= Supplied data =

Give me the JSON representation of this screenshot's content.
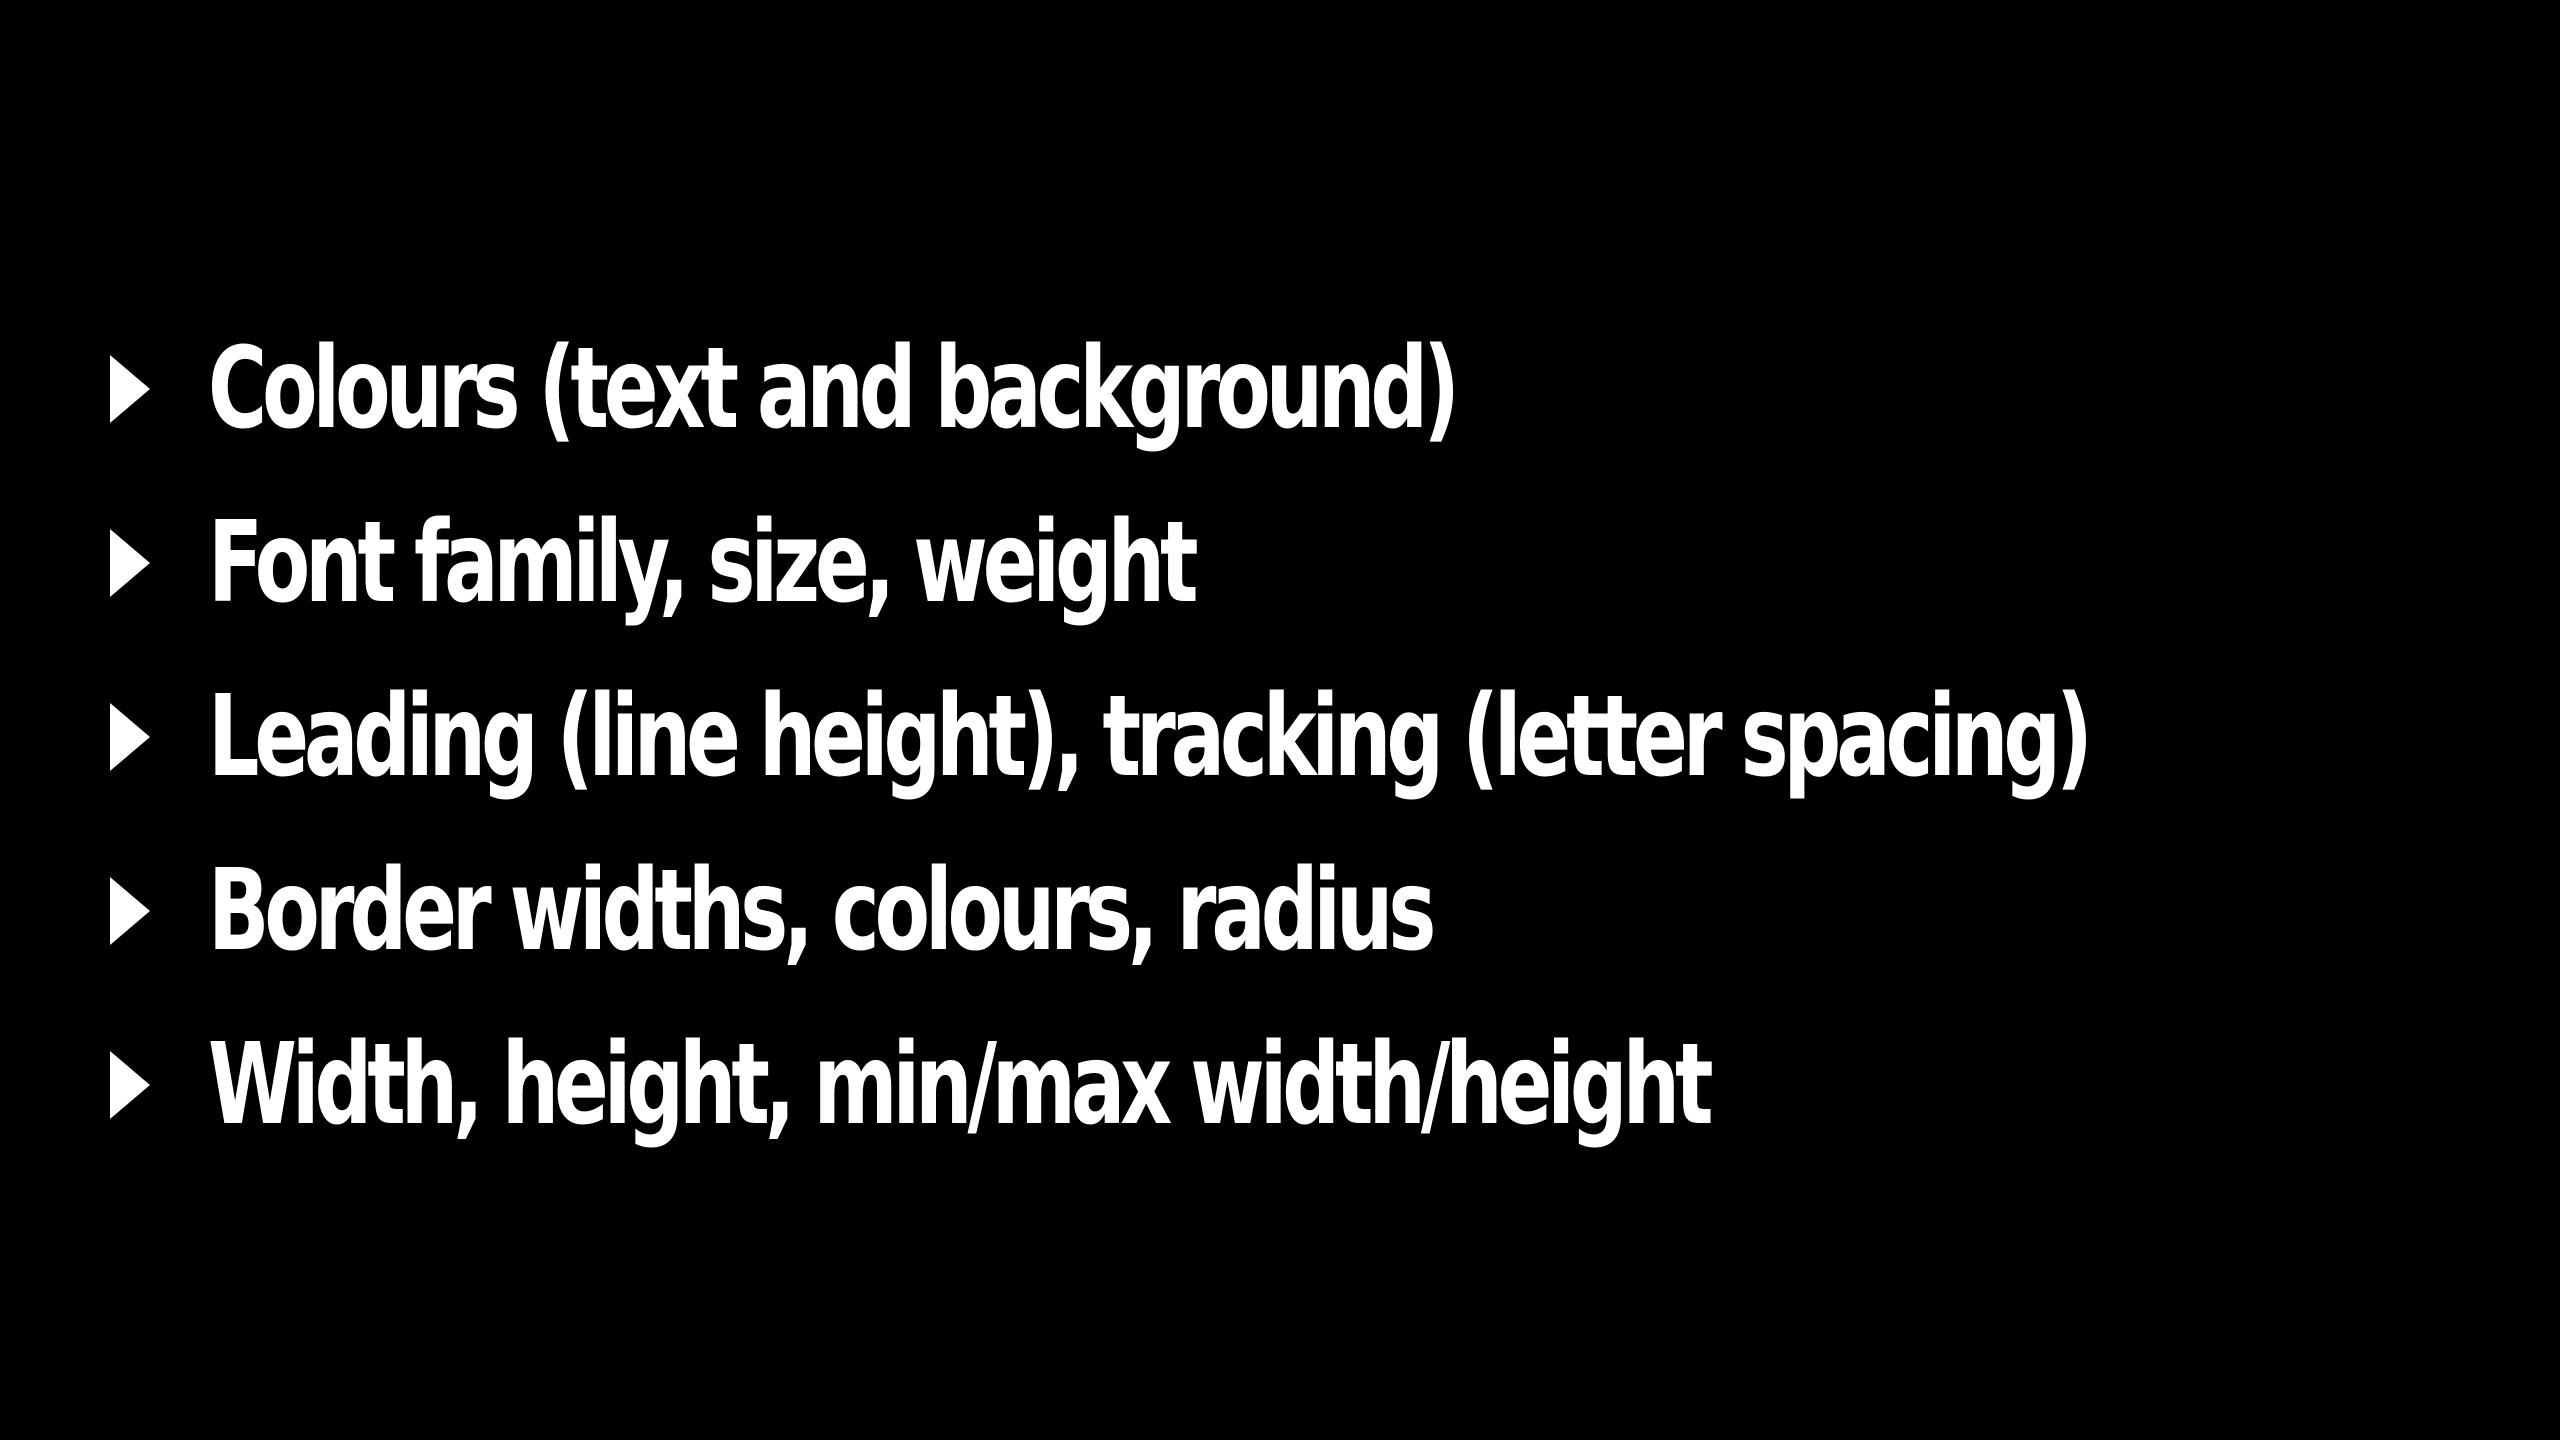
{
  "slide": {
    "background_color": "#000000",
    "text_color": "#ffffff",
    "bullet_icon": "triangle-right-icon",
    "items": [
      {
        "text": "Colours (text and background)"
      },
      {
        "text": "Font family, size, weight"
      },
      {
        "text": "Leading (line height), tracking (letter spacing)"
      },
      {
        "text": "Border widths, colours, radius"
      },
      {
        "text": "Width, height, min/max width/height"
      }
    ]
  }
}
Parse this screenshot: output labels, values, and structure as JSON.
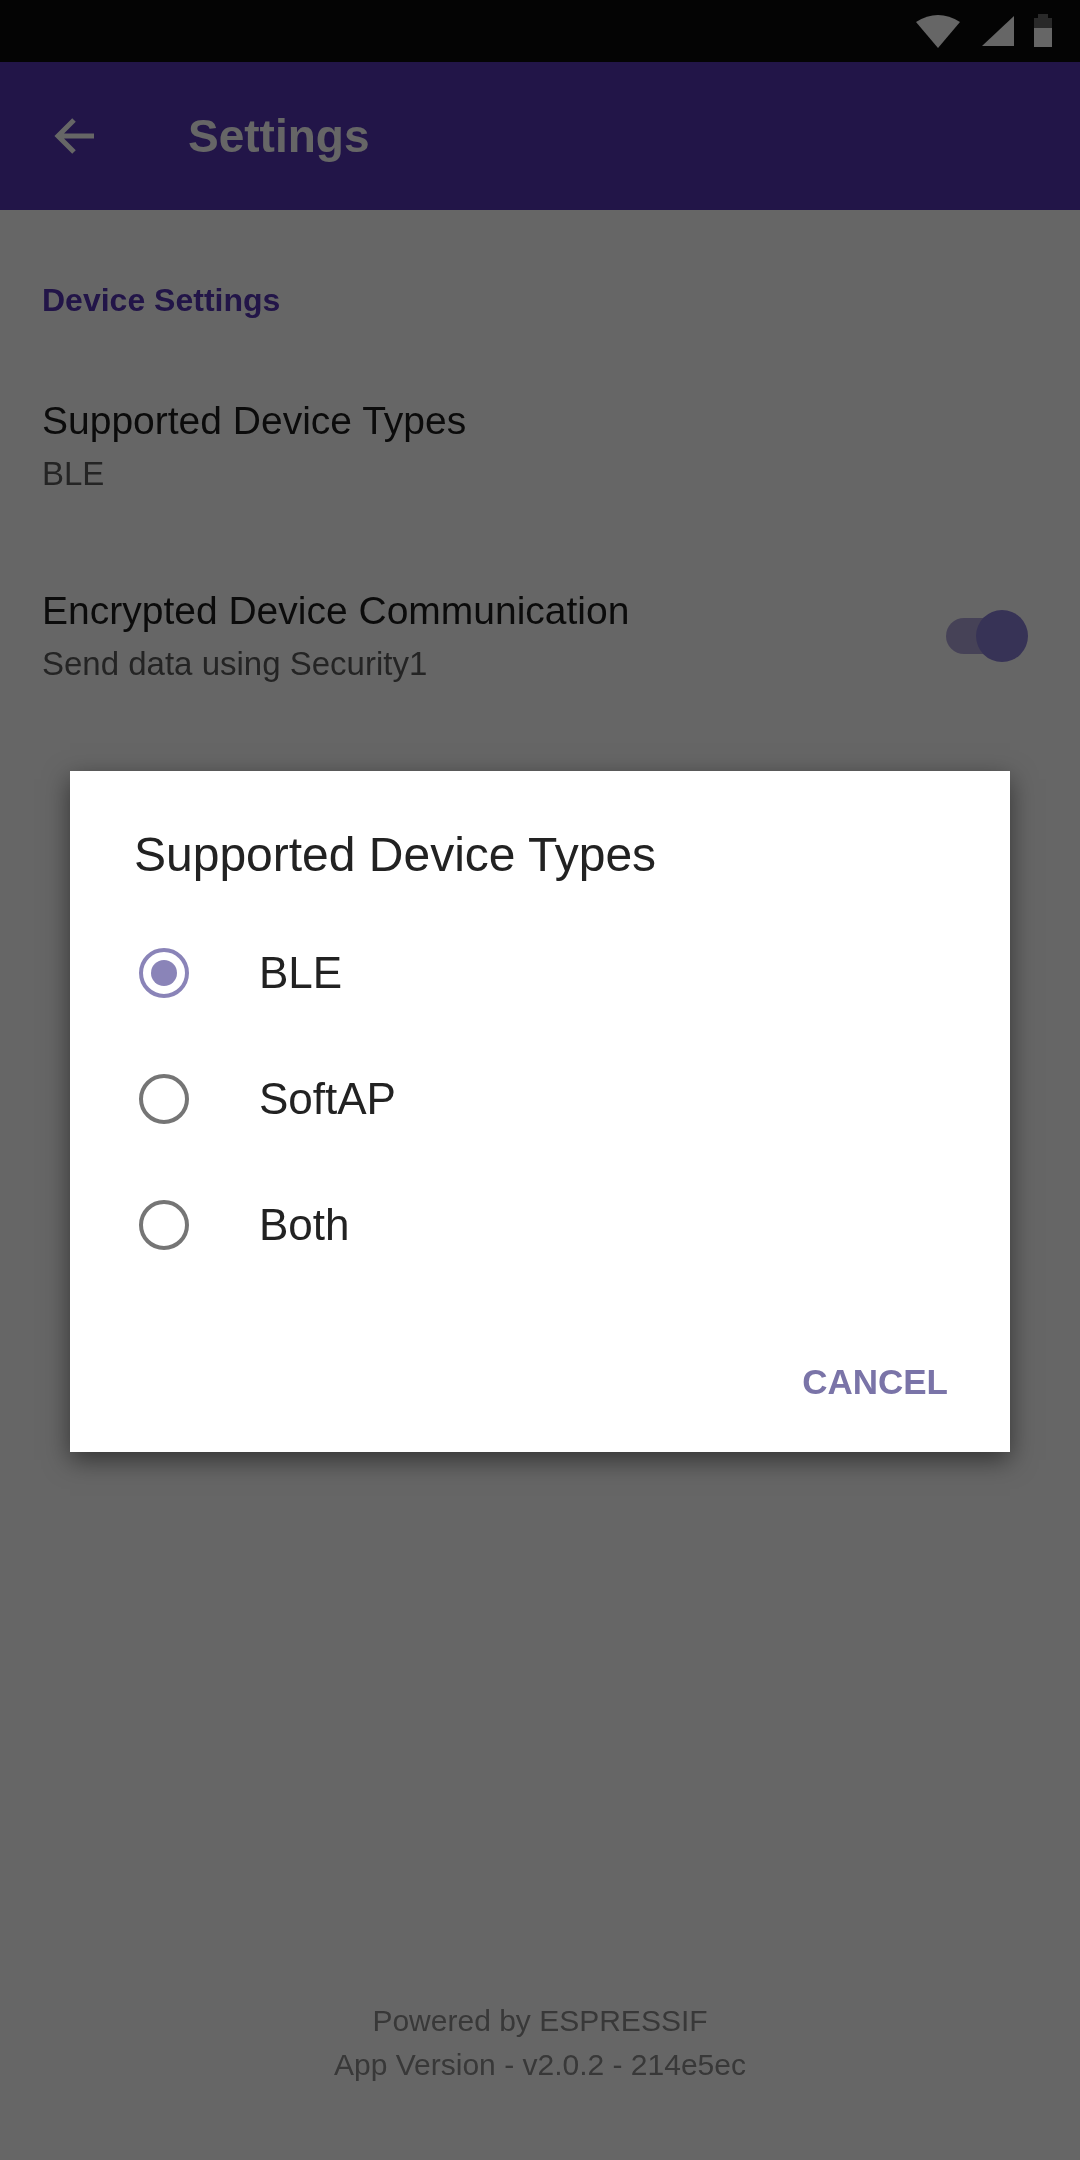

= What needs to be done =
The data above should be repeated exactly, minus any pictures.

= Output =
Give me the JSON representation of this screenshot's content.
{
  "slide": {
    "background_color": "#000000",
    "text_color": "#ffffff",
    "bullet_icon": "triangle-right-icon",
    "items": [
      {
        "text": "Colours (text and background)"
      },
      {
        "text": "Font family, size, weight"
      },
      {
        "text": "Leading (line height), tracking (letter spacing)"
      },
      {
        "text": "Border widths, colours, radius"
      },
      {
        "text": "Width, height, min/max width/height"
      }
    ]
  }
}
Parse this screenshot: output labels, values, and structure as JSON.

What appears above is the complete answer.